Given data
-- begin --

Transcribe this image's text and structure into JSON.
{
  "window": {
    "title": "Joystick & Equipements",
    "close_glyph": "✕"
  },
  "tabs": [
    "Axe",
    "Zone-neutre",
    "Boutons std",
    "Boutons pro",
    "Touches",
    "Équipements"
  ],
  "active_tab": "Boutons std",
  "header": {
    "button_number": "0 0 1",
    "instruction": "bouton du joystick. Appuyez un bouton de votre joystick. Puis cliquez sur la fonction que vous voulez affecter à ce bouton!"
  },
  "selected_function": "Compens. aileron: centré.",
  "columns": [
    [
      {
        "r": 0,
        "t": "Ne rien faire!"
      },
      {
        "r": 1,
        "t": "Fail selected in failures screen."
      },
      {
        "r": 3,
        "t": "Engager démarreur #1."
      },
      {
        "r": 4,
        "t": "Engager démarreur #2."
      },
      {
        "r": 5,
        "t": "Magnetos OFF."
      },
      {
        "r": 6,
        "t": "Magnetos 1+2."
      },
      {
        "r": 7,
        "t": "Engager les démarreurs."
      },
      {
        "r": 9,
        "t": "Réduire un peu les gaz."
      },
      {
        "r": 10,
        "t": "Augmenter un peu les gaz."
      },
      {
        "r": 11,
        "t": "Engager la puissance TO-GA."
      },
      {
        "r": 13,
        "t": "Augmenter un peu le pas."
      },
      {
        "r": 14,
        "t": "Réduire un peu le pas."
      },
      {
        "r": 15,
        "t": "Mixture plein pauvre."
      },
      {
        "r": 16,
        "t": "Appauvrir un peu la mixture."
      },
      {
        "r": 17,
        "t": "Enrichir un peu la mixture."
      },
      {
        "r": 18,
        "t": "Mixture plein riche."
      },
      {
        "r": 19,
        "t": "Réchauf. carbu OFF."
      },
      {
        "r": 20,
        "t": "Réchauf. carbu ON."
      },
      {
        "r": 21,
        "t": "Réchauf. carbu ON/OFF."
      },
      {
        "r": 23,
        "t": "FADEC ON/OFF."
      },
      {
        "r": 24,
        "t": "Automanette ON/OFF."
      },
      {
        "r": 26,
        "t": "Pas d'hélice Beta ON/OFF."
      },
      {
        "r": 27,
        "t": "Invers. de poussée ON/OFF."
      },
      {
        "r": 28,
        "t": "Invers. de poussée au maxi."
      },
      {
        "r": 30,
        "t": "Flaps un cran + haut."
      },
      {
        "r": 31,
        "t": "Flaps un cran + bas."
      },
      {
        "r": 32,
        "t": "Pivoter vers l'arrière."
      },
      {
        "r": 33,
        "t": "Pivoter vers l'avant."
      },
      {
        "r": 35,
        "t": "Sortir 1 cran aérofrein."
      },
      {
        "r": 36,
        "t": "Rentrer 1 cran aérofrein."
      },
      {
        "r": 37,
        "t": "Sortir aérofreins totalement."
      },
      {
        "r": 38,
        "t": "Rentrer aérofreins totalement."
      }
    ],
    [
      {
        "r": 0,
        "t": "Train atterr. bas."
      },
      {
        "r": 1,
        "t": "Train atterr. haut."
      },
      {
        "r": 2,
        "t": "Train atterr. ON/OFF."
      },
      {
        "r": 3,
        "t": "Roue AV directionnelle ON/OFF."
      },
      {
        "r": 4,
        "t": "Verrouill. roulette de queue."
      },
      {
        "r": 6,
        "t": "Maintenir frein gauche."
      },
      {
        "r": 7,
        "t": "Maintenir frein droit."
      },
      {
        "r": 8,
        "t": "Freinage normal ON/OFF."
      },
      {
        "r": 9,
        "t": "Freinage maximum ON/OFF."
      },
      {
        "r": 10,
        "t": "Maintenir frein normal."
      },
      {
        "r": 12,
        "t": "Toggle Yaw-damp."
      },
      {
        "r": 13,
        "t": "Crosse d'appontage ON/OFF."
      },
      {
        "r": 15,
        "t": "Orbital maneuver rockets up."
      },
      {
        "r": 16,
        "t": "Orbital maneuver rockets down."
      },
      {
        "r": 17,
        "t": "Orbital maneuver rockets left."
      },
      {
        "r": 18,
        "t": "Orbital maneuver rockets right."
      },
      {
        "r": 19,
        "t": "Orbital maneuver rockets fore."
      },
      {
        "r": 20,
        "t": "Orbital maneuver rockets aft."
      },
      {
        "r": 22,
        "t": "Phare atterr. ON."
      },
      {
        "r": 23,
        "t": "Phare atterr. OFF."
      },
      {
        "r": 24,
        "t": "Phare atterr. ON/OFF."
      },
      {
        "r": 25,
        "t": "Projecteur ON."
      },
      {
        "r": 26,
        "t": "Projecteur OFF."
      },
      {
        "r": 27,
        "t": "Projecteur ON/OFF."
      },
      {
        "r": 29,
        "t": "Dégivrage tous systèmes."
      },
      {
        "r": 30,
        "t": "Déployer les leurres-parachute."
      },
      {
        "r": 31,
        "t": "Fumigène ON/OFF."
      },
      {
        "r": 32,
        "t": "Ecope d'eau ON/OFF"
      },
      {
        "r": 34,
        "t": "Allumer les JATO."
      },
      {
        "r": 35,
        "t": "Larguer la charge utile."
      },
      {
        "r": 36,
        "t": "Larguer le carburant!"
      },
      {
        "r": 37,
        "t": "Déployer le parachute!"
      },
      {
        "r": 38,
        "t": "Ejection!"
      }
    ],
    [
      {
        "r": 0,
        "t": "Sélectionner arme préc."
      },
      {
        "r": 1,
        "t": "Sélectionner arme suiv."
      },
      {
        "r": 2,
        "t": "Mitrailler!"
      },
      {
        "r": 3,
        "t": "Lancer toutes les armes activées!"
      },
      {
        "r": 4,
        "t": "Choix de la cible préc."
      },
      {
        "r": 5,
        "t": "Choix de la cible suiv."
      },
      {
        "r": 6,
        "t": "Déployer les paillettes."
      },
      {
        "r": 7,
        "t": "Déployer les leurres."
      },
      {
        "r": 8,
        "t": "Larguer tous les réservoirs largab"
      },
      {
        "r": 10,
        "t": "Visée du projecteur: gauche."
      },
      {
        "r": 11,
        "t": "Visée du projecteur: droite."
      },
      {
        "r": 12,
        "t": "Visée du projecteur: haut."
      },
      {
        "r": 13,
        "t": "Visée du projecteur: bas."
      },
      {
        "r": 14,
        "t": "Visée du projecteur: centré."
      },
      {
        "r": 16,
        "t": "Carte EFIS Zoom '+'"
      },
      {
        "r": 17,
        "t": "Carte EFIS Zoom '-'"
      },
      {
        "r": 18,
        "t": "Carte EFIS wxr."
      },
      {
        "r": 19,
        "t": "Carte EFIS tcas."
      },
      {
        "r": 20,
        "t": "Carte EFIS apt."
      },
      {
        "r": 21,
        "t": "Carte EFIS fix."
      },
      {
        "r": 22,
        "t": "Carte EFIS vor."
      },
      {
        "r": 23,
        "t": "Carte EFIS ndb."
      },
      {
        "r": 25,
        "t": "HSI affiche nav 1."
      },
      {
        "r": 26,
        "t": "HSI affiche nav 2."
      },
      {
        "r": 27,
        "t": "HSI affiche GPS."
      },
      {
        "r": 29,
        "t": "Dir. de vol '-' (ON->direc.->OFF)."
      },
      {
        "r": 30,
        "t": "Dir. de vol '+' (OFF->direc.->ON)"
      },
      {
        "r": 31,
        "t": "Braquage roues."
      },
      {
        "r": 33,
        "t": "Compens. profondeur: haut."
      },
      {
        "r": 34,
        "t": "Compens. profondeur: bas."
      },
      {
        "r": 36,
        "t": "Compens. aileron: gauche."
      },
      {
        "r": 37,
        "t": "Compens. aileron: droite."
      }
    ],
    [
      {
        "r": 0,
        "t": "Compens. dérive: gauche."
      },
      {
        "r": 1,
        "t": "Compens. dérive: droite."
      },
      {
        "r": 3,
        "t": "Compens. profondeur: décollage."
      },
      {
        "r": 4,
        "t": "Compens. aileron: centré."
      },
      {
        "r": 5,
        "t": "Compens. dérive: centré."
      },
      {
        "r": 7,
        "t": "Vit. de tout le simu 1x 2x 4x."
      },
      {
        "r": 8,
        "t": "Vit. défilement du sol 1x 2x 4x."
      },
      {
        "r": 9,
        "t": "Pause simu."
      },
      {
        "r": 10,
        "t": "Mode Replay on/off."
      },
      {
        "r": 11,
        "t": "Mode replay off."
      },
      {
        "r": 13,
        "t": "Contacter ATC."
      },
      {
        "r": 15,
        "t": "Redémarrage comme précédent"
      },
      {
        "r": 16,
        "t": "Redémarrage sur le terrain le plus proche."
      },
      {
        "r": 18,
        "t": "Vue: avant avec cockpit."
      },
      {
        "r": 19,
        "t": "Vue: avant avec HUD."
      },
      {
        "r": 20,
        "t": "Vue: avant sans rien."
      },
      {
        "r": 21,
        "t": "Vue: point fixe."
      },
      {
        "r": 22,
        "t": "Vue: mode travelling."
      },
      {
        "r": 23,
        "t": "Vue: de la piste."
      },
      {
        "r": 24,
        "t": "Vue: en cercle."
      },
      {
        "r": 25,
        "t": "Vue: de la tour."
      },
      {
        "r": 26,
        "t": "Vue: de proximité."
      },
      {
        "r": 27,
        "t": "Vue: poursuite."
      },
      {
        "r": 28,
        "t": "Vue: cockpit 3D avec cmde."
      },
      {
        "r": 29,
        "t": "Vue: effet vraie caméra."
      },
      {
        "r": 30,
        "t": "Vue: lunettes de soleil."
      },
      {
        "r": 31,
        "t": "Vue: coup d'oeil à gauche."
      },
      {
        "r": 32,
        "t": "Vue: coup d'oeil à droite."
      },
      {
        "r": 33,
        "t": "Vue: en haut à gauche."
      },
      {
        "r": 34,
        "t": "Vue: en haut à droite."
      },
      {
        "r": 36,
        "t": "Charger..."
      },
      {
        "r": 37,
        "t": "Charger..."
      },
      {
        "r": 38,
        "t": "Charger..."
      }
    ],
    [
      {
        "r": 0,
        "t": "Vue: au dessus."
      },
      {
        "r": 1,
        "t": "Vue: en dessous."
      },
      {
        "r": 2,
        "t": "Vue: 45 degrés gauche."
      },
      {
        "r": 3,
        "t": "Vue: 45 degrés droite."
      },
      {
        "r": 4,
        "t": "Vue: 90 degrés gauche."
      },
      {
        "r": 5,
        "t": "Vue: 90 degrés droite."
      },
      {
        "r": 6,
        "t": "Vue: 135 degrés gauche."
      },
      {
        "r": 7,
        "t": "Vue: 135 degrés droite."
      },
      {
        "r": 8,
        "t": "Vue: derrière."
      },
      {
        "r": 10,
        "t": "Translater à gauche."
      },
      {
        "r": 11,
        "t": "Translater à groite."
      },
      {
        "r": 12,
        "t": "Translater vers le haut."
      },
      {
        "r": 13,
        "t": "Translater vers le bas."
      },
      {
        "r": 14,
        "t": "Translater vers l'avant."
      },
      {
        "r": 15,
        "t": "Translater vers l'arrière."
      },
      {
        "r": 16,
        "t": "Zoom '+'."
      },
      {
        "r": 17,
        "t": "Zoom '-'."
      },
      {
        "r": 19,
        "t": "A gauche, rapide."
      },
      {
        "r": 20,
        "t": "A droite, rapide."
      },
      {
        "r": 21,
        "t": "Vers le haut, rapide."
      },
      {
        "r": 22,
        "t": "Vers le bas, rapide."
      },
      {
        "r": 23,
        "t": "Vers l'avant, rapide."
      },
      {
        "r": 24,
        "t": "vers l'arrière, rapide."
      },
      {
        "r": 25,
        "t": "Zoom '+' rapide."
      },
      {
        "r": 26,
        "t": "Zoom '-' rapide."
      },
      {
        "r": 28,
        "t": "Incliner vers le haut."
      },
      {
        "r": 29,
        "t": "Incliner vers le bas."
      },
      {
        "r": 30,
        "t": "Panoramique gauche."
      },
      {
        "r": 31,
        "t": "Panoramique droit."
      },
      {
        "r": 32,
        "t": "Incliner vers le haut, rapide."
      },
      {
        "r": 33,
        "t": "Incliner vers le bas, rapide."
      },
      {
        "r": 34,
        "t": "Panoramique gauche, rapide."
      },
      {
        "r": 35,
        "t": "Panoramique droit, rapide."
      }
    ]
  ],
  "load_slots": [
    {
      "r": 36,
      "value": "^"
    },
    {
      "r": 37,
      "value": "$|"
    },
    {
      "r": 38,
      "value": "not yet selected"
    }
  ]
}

-- end --

Given request
Pick out all the lines with the word "plein" in them and copy them.

Solution for this exercise
        "t": "Mixture plein pauvre."
        "t": "Mixture plein riche."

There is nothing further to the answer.